* **Problem details**
Return the listing below verbatim. Pictures do not belong in the copy.

* **Given records**
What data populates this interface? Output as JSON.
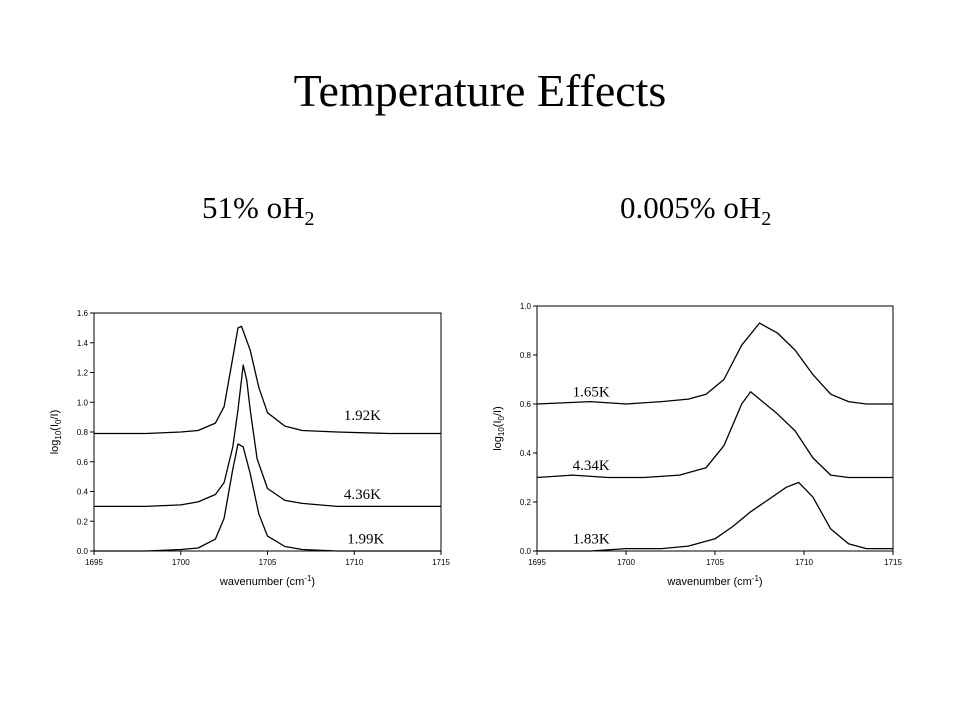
{
  "slide": {
    "title": "Temperature Effects",
    "subtitle_left_main": "51% oH",
    "subtitle_left_sub": "2",
    "subtitle_right_main": "0.005% oH",
    "subtitle_right_sub": "2"
  },
  "chart_data": [
    {
      "type": "line",
      "title": "",
      "xlabel": "wavenumber (cm-1)",
      "ylabel": "log10(I0/I)",
      "xlim": [
        1695,
        1715
      ],
      "ylim": [
        0.0,
        1.6
      ],
      "xticks": [
        "1695",
        "1700",
        "1705",
        "1710",
        "1715"
      ],
      "yticks": [
        "0.0",
        "0.2",
        "0.4",
        "0.6",
        "0.8",
        "1.0",
        "1.2",
        "1.4",
        "1.6"
      ],
      "grid": false,
      "series": [
        {
          "name": "1.92K",
          "x": [
            1695,
            1698,
            1700,
            1701,
            1702,
            1702.5,
            1703,
            1703.3,
            1703.5,
            1704,
            1704.5,
            1705,
            1706,
            1707,
            1709,
            1712,
            1715
          ],
          "y": [
            0.79,
            0.79,
            0.8,
            0.81,
            0.86,
            0.97,
            1.3,
            1.5,
            1.51,
            1.35,
            1.1,
            0.93,
            0.84,
            0.81,
            0.8,
            0.79,
            0.79
          ]
        },
        {
          "name": "4.36K",
          "x": [
            1695,
            1698,
            1700,
            1701,
            1702,
            1702.5,
            1703,
            1703.3,
            1703.6,
            1703.8,
            1704,
            1704.4,
            1705,
            1706,
            1707,
            1709,
            1712,
            1715
          ],
          "y": [
            0.3,
            0.3,
            0.31,
            0.33,
            0.38,
            0.46,
            0.7,
            0.95,
            1.25,
            1.15,
            0.95,
            0.62,
            0.42,
            0.34,
            0.32,
            0.3,
            0.3,
            0.3
          ]
        },
        {
          "name": "1.99K",
          "x": [
            1695,
            1698,
            1700,
            1701,
            1702,
            1702.5,
            1703,
            1703.3,
            1703.6,
            1704,
            1704.5,
            1705,
            1706,
            1707,
            1709,
            1712,
            1715
          ],
          "y": [
            0.0,
            0.0,
            0.01,
            0.02,
            0.08,
            0.22,
            0.55,
            0.72,
            0.7,
            0.52,
            0.25,
            0.1,
            0.03,
            0.01,
            0.0,
            0.0,
            0.0
          ]
        }
      ],
      "curve_labels": [
        {
          "text": "1.92K",
          "x": 1709.4,
          "y": 0.88
        },
        {
          "text": "4.36K",
          "x": 1709.4,
          "y": 0.35
        },
        {
          "text": "1.99K",
          "x": 1709.6,
          "y": 0.05
        }
      ]
    },
    {
      "type": "line",
      "title": "",
      "xlabel": "wavenumber (cm-1)",
      "ylabel": "log10(I0/I)",
      "xlim": [
        1695,
        1715
      ],
      "ylim": [
        0.0,
        1.0
      ],
      "xticks": [
        "1695",
        "1700",
        "1705",
        "1710",
        "1715"
      ],
      "yticks": [
        "0.0",
        "0.2",
        "0.4",
        "0.6",
        "0.8",
        "1.0"
      ],
      "grid": false,
      "series": [
        {
          "name": "1.65K",
          "x": [
            1695,
            1698,
            1700,
            1702,
            1703.5,
            1704.5,
            1705.5,
            1706.5,
            1707.5,
            1708.5,
            1709.5,
            1710.5,
            1711.5,
            1712.5,
            1713.5,
            1715
          ],
          "y": [
            0.6,
            0.61,
            0.6,
            0.61,
            0.62,
            0.64,
            0.7,
            0.84,
            0.93,
            0.89,
            0.82,
            0.72,
            0.64,
            0.61,
            0.6,
            0.6
          ]
        },
        {
          "name": "4.34K",
          "x": [
            1695,
            1697,
            1699,
            1701,
            1703,
            1704.5,
            1705.5,
            1706.5,
            1707,
            1707.5,
            1708.5,
            1709.5,
            1710.5,
            1711.5,
            1712.5,
            1713.5,
            1715
          ],
          "y": [
            0.3,
            0.31,
            0.3,
            0.3,
            0.31,
            0.34,
            0.43,
            0.6,
            0.65,
            0.62,
            0.56,
            0.49,
            0.38,
            0.31,
            0.3,
            0.3,
            0.3
          ]
        },
        {
          "name": "1.83K",
          "x": [
            1695,
            1698,
            1700,
            1702,
            1703.5,
            1705,
            1706,
            1707,
            1708,
            1709,
            1709.7,
            1710.5,
            1711.5,
            1712.5,
            1713.5,
            1715
          ],
          "y": [
            0.0,
            0.0,
            0.01,
            0.01,
            0.02,
            0.05,
            0.1,
            0.16,
            0.21,
            0.26,
            0.28,
            0.22,
            0.09,
            0.03,
            0.01,
            0.01
          ]
        }
      ],
      "curve_labels": [
        {
          "text": "1.65K",
          "x": 1697.0,
          "y": 0.63
        },
        {
          "text": "4.34K",
          "x": 1697.0,
          "y": 0.33
        },
        {
          "text": "1.83K",
          "x": 1697.0,
          "y": 0.03
        }
      ]
    }
  ]
}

* **The reply**
What data populates this interface? Output as JSON.
{
  "slide": {
    "title": "Temperature Effects",
    "subtitle_left_main": "51% oH",
    "subtitle_left_sub": "2",
    "subtitle_right_main": "0.005% oH",
    "subtitle_right_sub": "2"
  },
  "chart_data": [
    {
      "type": "line",
      "title": "",
      "xlabel": "wavenumber (cm-1)",
      "ylabel": "log10(I0/I)",
      "xlim": [
        1695,
        1715
      ],
      "ylim": [
        0.0,
        1.6
      ],
      "xticks": [
        "1695",
        "1700",
        "1705",
        "1710",
        "1715"
      ],
      "yticks": [
        "0.0",
        "0.2",
        "0.4",
        "0.6",
        "0.8",
        "1.0",
        "1.2",
        "1.4",
        "1.6"
      ],
      "grid": false,
      "series": [
        {
          "name": "1.92K",
          "x": [
            1695,
            1698,
            1700,
            1701,
            1702,
            1702.5,
            1703,
            1703.3,
            1703.5,
            1704,
            1704.5,
            1705,
            1706,
            1707,
            1709,
            1712,
            1715
          ],
          "y": [
            0.79,
            0.79,
            0.8,
            0.81,
            0.86,
            0.97,
            1.3,
            1.5,
            1.51,
            1.35,
            1.1,
            0.93,
            0.84,
            0.81,
            0.8,
            0.79,
            0.79
          ]
        },
        {
          "name": "4.36K",
          "x": [
            1695,
            1698,
            1700,
            1701,
            1702,
            1702.5,
            1703,
            1703.3,
            1703.6,
            1703.8,
            1704,
            1704.4,
            1705,
            1706,
            1707,
            1709,
            1712,
            1715
          ],
          "y": [
            0.3,
            0.3,
            0.31,
            0.33,
            0.38,
            0.46,
            0.7,
            0.95,
            1.25,
            1.15,
            0.95,
            0.62,
            0.42,
            0.34,
            0.32,
            0.3,
            0.3,
            0.3
          ]
        },
        {
          "name": "1.99K",
          "x": [
            1695,
            1698,
            1700,
            1701,
            1702,
            1702.5,
            1703,
            1703.3,
            1703.6,
            1704,
            1704.5,
            1705,
            1706,
            1707,
            1709,
            1712,
            1715
          ],
          "y": [
            0.0,
            0.0,
            0.01,
            0.02,
            0.08,
            0.22,
            0.55,
            0.72,
            0.7,
            0.52,
            0.25,
            0.1,
            0.03,
            0.01,
            0.0,
            0.0,
            0.0
          ]
        }
      ],
      "curve_labels": [
        {
          "text": "1.92K",
          "x": 1709.4,
          "y": 0.88
        },
        {
          "text": "4.36K",
          "x": 1709.4,
          "y": 0.35
        },
        {
          "text": "1.99K",
          "x": 1709.6,
          "y": 0.05
        }
      ]
    },
    {
      "type": "line",
      "title": "",
      "xlabel": "wavenumber (cm-1)",
      "ylabel": "log10(I0/I)",
      "xlim": [
        1695,
        1715
      ],
      "ylim": [
        0.0,
        1.0
      ],
      "xticks": [
        "1695",
        "1700",
        "1705",
        "1710",
        "1715"
      ],
      "yticks": [
        "0.0",
        "0.2",
        "0.4",
        "0.6",
        "0.8",
        "1.0"
      ],
      "grid": false,
      "series": [
        {
          "name": "1.65K",
          "x": [
            1695,
            1698,
            1700,
            1702,
            1703.5,
            1704.5,
            1705.5,
            1706.5,
            1707.5,
            1708.5,
            1709.5,
            1710.5,
            1711.5,
            1712.5,
            1713.5,
            1715
          ],
          "y": [
            0.6,
            0.61,
            0.6,
            0.61,
            0.62,
            0.64,
            0.7,
            0.84,
            0.93,
            0.89,
            0.82,
            0.72,
            0.64,
            0.61,
            0.6,
            0.6
          ]
        },
        {
          "name": "4.34K",
          "x": [
            1695,
            1697,
            1699,
            1701,
            1703,
            1704.5,
            1705.5,
            1706.5,
            1707,
            1707.5,
            1708.5,
            1709.5,
            1710.5,
            1711.5,
            1712.5,
            1713.5,
            1715
          ],
          "y": [
            0.3,
            0.31,
            0.3,
            0.3,
            0.31,
            0.34,
            0.43,
            0.6,
            0.65,
            0.62,
            0.56,
            0.49,
            0.38,
            0.31,
            0.3,
            0.3,
            0.3
          ]
        },
        {
          "name": "1.83K",
          "x": [
            1695,
            1698,
            1700,
            1702,
            1703.5,
            1705,
            1706,
            1707,
            1708,
            1709,
            1709.7,
            1710.5,
            1711.5,
            1712.5,
            1713.5,
            1715
          ],
          "y": [
            0.0,
            0.0,
            0.01,
            0.01,
            0.02,
            0.05,
            0.1,
            0.16,
            0.21,
            0.26,
            0.28,
            0.22,
            0.09,
            0.03,
            0.01,
            0.01
          ]
        }
      ],
      "curve_labels": [
        {
          "text": "1.65K",
          "x": 1697.0,
          "y": 0.63
        },
        {
          "text": "4.34K",
          "x": 1697.0,
          "y": 0.33
        },
        {
          "text": "1.83K",
          "x": 1697.0,
          "y": 0.03
        }
      ]
    }
  ]
}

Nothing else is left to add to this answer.